RECORDS PROVIDED ::
■ ■ ■ ■ ■ ■ ■

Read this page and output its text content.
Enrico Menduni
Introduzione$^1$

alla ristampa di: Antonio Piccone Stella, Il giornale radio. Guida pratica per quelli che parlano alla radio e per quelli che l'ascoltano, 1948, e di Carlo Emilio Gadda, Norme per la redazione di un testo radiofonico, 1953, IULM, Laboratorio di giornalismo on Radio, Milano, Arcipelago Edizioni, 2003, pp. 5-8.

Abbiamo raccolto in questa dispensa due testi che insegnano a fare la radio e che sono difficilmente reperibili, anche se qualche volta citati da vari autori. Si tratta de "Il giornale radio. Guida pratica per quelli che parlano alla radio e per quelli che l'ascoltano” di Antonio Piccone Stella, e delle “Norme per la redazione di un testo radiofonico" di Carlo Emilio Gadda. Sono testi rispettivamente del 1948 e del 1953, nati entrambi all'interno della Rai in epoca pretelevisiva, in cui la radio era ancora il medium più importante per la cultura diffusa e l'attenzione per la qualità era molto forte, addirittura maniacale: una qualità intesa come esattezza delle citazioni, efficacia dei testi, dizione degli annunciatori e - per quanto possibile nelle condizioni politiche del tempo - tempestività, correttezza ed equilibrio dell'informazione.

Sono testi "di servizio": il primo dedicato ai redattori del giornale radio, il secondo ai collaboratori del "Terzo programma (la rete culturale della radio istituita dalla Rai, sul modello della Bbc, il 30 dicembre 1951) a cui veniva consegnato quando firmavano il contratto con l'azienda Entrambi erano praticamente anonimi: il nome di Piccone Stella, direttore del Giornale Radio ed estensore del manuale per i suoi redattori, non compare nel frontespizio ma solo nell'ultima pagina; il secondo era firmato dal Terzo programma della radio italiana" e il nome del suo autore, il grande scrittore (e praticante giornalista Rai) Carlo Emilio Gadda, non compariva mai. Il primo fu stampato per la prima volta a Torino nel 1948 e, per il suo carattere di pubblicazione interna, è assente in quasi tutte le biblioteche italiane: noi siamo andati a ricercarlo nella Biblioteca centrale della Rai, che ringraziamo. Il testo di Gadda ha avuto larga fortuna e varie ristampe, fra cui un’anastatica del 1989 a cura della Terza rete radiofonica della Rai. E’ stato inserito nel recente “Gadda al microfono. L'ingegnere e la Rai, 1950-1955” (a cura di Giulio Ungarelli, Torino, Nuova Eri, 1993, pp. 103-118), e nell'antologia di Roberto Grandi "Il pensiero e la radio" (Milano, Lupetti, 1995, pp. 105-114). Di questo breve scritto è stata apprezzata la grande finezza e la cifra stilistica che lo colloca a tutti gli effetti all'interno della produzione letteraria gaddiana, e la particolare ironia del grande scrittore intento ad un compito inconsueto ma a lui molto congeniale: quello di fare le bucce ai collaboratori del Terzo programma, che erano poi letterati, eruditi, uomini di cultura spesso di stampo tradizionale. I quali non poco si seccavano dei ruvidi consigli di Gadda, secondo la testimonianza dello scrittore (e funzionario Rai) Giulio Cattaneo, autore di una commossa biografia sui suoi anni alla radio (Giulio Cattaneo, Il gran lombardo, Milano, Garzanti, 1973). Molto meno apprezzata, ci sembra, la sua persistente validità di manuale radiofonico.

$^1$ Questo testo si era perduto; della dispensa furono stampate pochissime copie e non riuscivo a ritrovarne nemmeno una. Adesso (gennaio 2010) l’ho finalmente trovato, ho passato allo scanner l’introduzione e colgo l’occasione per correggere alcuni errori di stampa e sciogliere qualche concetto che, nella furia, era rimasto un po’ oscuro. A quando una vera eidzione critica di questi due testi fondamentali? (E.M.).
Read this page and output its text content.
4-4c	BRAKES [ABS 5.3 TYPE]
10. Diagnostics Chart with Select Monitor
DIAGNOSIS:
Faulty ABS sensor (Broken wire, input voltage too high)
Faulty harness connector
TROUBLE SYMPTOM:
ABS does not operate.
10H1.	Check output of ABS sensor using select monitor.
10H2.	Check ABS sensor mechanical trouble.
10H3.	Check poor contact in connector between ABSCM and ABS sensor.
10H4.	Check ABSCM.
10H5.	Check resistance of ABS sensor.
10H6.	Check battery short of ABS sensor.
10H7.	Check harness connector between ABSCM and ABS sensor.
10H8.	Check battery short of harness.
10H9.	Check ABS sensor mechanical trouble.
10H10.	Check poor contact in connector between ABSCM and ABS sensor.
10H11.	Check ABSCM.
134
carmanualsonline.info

■ ■ ■ ■ ■ ■ ■

EXERCISE DIRECTIONS ::
Reproduce all of the entries word for word.

SOLUTION TO THE PROBLEM ::
Read this page and output its text content.
Enrico Menduni
Introduzione$^1$

alla ristampa di: Antonio Piccone Stella, Il giornale radio. Guida pratica per quelli che parlano alla radio e per quelli che l'ascoltano, 1948, e di Carlo Emilio Gadda, Norme per la redazione di un testo radiofonico, 1953, IULM, Laboratorio di giornalismo on Radio, Milano, Arcipelago Edizioni, 2003, pp. 5-8.

Abbiamo raccolto in questa dispensa due testi che insegnano a fare la radio e che sono difficilmente reperibili, anche se qualche volta citati da vari autori. Si tratta de "Il giornale radio. Guida pratica per quelli che parlano alla radio e per quelli che l'ascoltano” di Antonio Piccone Stella, e delle “Norme per la redazione di un testo radiofonico" di Carlo Emilio Gadda. Sono testi rispettivamente del 1948 e del 1953, nati entrambi all'interno della Rai in epoca pretelevisiva, in cui la radio era ancora il medium più importante per la cultura diffusa e l'attenzione per la qualità era molto forte, addirittura maniacale: una qualità intesa come esattezza delle citazioni, efficacia dei testi, dizione degli annunciatori e - per quanto possibile nelle condizioni politiche del tempo - tempestività, correttezza ed equilibrio dell'informazione.

Sono testi "di servizio": il primo dedicato ai redattori del giornale radio, il secondo ai collaboratori del "Terzo programma (la rete culturale della radio istituita dalla Rai, sul modello della Bbc, il 30 dicembre 1951) a cui veniva consegnato quando firmavano il contratto con l'azienda Entrambi erano praticamente anonimi: il nome di Piccone Stella, direttore del Giornale Radio ed estensore del manuale per i suoi redattori, non compare nel frontespizio ma solo nell'ultima pagina; il secondo era firmato dal Terzo programma della radio italiana" e il nome del suo autore, il grande scrittore (e praticante giornalista Rai) Carlo Emilio Gadda, non compariva mai. Il primo fu stampato per la prima volta a Torino nel 1948 e, per il suo carattere di pubblicazione interna, è assente in quasi tutte le biblioteche italiane: noi siamo andati a ricercarlo nella Biblioteca centrale della Rai, che ringraziamo. Il testo di Gadda ha avuto larga fortuna e varie ristampe, fra cui un’anastatica del 1989 a cura della Terza rete radiofonica della Rai. E’ stato inserito nel recente “Gadda al microfono. L'ingegnere e la Rai, 1950-1955” (a cura di Giulio Ungarelli, Torino, Nuova Eri, 1993, pp. 103-118), e nell'antologia di Roberto Grandi "Il pensiero e la radio" (Milano, Lupetti, 1995, pp. 105-114). Di questo breve scritto è stata apprezzata la grande finezza e la cifra stilistica che lo colloca a tutti gli effetti all'interno della produzione letteraria gaddiana, e la particolare ironia del grande scrittore intento ad un compito inconsueto ma a lui molto congeniale: quello di fare le bucce ai collaboratori del Terzo programma, che erano poi letterati, eruditi, uomini di cultura spesso di stampo tradizionale. I quali non poco si seccavano dei ruvidi consigli di Gadda, secondo la testimonianza dello scrittore (e funzionario Rai) Giulio Cattaneo, autore di una commossa biografia sui suoi anni alla radio (Giulio Cattaneo, Il gran lombardo, Milano, Garzanti, 1973). Molto meno apprezzata, ci sembra, la sua persistente validità di manuale radiofonico.

$^1$ Questo testo si era perduto; della dispensa furono stampate pochissime copie e non riuscivo a ritrovarne nemmeno una. Adesso (gennaio 2010) l’ho finalmente trovato, ho passato allo scanner l’introduzione e colgo l’occasione per correggere alcuni errori di stampa e sciogliere qualche concetto che, nella furia, era rimasto un po’ oscuro. A quando una vera eidzione critica di questi due testi fondamentali? (E.M.).
Read this page and output its text content.
4-4c	BRAKES [ABS 5.3 TYPE]
10. Diagnostics Chart with Select Monitor
DIAGNOSIS:
Faulty ABS sensor (Broken wire, input voltage too high)
Faulty harness connector
TROUBLE SYMPTOM:
ABS does not operate.
10H1.	Check output of ABS sensor using select monitor.
10H2.	Check ABS sensor mechanical trouble.
10H3.	Check poor contact in connector between ABSCM and ABS sensor.
10H4.	Check ABSCM.
10H5.	Check resistance of ABS sensor.
10H6.	Check battery short of ABS sensor.
10H7.	Check harness connector between ABSCM and ABS sensor.
10H8.	Check battery short of harness.
10H9.	Check ABS sensor mechanical trouble.
10H10.	Check poor contact in connector between ABSCM and ABS sensor.
10H11.	Check ABSCM.
134
carmanualsonline.info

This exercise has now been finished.